TÂCHES À RÉALISER.
(a) Recopiez le passage de l'article sur la poursuite contre Google qui va de « A-t-elle une chance » à « 03/05/2026 à 8:58 PM. ».
(b) Répondez à ces questions à partir de l'article sur la poursuite contre Google :
(i) Quel poste Pierre Trudel occupe-t-il ?
(ii) En plus d'un dédommagement, que la famille demande-t-elle au tribunal ?
(iii) À quel média l'avocat principal de la famille a-t-il fait sa déclaration ?

EXTRAIT DU TEXTE.
▼▼▼

Gemini aurait poussé un Américain vers la mort
La Presse, Actualités Léa Carrier
03/05/2026
« La famille de Jonathan Gavalas reproche à l’entreprise d’avoir fait preuve de négligence en n’ayant pas suffisamment informé les utilisateurs des risques associés à son robot conversationnel. Dans sa poursuite, elle allègue également que certaines fonctionnalités de l’application peuvent être dangereuses pour des personnes vulnérables en donnant l’impression que le robot conversationnel est un être sensible. « Il était capable de comprendre les émotions de Jonathan et de lui parler d’une manière très humaine, ce qui a brouillé les lignes », a déclaré l’avocat principal de la famille au Guardian. Elle demande un dédommagement ainsi qu’une ordonnance du tribunal qui obligerait Google à ajouter des garde-fous liés au suicide sur sa plateforme.
A-t-elle une chance de gagner ?
Oui, si la famille parvient à démontrer que l’entreprise a été négligente, répond Pierre Trudel, professeur associé à la faculté de droit de l’Université de Montréal. Mais c’est justement en faire la preuve qui ne sera pas évident. « Ça tourne toujours autour de ça : est-ce que l’objet était conçu de manière à être sécuritaire ? Dans le cas d’un chatbot, le défi est que c’est une nouvelle technologie », explique M. Trudel. Google pourrait faire valoir qu’elle ignorait encore les risques, explique-t-il. Un porte-parole de Google a d’ailleurs souligné que Gemini répond « généralement bien dans ce type de conversations difficiles » et que l’entreprise y consacre « des ressources importantes ». « Malheureusement, nos modèles ne sont pas parfaits », a-t-il admis. »
Ce contenu a été mis à jour le 03/05/2026 à 8:58 PM.

▲▲▲

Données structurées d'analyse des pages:

▼▼▼

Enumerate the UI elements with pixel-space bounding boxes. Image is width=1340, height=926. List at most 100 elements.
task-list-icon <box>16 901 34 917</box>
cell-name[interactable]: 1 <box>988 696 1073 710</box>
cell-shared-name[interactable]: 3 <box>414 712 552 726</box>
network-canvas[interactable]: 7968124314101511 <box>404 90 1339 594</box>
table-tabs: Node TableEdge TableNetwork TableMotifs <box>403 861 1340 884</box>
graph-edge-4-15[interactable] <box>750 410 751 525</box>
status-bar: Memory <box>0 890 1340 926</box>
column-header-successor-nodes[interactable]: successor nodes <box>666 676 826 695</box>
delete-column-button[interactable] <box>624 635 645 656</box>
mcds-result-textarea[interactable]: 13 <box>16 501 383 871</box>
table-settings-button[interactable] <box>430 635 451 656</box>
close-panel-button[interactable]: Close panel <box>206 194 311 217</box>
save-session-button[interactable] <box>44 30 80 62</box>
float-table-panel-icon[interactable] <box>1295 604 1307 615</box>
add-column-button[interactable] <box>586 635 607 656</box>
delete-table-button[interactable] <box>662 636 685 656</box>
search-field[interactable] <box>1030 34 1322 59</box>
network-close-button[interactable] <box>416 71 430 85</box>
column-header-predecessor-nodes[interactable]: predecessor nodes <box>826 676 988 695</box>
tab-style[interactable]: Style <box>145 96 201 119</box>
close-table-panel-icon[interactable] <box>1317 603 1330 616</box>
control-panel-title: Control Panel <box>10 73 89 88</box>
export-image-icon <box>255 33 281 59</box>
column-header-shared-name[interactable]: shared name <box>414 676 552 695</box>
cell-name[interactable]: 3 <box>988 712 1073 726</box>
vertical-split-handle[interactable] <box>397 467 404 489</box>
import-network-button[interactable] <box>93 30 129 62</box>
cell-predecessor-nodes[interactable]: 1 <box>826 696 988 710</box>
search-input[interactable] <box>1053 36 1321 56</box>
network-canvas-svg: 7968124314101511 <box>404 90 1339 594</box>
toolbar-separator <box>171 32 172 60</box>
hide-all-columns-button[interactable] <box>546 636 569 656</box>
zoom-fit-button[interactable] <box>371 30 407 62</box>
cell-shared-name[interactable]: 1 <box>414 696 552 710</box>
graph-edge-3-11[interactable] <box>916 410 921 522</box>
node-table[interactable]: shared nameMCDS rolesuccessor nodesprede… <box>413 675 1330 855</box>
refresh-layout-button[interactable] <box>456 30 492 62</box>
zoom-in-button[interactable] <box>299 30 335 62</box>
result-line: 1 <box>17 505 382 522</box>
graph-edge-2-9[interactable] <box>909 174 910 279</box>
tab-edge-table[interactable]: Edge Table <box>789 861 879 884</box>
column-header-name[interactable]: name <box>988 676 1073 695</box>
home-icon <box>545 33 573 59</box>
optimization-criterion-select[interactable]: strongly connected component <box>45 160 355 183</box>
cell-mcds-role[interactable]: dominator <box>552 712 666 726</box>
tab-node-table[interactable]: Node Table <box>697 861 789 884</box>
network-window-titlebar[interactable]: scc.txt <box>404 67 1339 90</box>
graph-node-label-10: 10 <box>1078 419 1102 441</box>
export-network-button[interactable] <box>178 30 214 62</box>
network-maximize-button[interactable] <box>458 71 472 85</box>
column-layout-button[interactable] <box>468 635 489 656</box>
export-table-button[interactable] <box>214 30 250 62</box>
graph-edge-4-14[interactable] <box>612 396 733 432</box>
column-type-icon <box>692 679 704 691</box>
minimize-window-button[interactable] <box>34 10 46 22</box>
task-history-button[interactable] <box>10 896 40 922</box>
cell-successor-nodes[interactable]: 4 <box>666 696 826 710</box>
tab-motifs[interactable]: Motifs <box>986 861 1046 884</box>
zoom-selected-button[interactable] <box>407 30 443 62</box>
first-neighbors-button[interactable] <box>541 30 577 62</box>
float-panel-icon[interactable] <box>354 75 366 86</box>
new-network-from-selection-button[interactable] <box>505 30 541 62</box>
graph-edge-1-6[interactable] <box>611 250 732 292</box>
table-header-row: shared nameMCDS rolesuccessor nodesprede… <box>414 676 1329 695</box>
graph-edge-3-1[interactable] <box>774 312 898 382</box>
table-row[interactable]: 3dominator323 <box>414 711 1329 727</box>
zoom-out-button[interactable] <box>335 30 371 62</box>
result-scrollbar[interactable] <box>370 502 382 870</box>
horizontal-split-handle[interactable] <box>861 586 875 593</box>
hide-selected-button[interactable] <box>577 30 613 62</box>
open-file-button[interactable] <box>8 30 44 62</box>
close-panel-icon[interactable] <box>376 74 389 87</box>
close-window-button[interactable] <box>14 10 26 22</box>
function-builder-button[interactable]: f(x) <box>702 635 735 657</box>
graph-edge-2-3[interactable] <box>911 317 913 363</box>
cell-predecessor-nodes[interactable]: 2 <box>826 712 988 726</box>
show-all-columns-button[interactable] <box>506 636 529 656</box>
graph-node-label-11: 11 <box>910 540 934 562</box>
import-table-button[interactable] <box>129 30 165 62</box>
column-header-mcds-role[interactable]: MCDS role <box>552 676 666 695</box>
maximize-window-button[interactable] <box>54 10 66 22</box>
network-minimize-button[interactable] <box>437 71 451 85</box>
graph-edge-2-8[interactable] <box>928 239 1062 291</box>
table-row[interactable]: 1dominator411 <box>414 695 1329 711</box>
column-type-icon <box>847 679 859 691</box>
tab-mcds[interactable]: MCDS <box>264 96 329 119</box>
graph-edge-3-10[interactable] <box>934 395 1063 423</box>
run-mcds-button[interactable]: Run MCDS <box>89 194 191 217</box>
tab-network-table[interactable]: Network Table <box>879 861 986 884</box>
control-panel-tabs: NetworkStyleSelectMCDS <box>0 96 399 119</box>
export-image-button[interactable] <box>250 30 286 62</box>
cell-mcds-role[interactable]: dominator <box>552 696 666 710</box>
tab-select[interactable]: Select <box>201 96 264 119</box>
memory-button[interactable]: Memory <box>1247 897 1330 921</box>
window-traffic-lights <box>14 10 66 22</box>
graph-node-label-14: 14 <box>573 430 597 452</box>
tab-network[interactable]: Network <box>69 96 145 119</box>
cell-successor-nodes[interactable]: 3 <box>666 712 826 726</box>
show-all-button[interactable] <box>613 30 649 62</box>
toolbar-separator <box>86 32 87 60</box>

▲▲▲

CORRIGÉ.
(a)
A-t-elle une chance de gagner ?
Oui, si la famille parvient à démontrer que l’entreprise a été négligente, répond Pierre Trudel, professeur associé à la faculté de droit de l’Université de Montréal. Mais c’est justement en faire la preuve qui ne sera pas évident. « Ça tourne toujours autour de ça : est-ce que l’objet était conçu de manière à être sécuritaire ? Dans le cas d’un chatbot, le défi est que c’est une nouvelle technologie », explique M. Trudel. Google pourrait faire valoir qu’elle ignorait encore les risques, explique-t-il. Un porte-parole de Google a d’ailleurs souligné que Gemini répond « généralement bien dans ce type de conversations difficiles » et que l’entreprise y consacre « des ressources importantes ». « Malheureusement, nos modèles ne sont pas parfaits », a-t-il admis. »
Ce contenu a été mis à jour le 03/05/2026 à 8:58 PM.

(b)
(i) Il est professeur associé à la faculté de droit de l'Université de Montréal.
(ii) Une ordonnance qui obligerait Google à ajouter des garde-fous liés au suicide sur sa plateforme.
(iii) Au Guardian.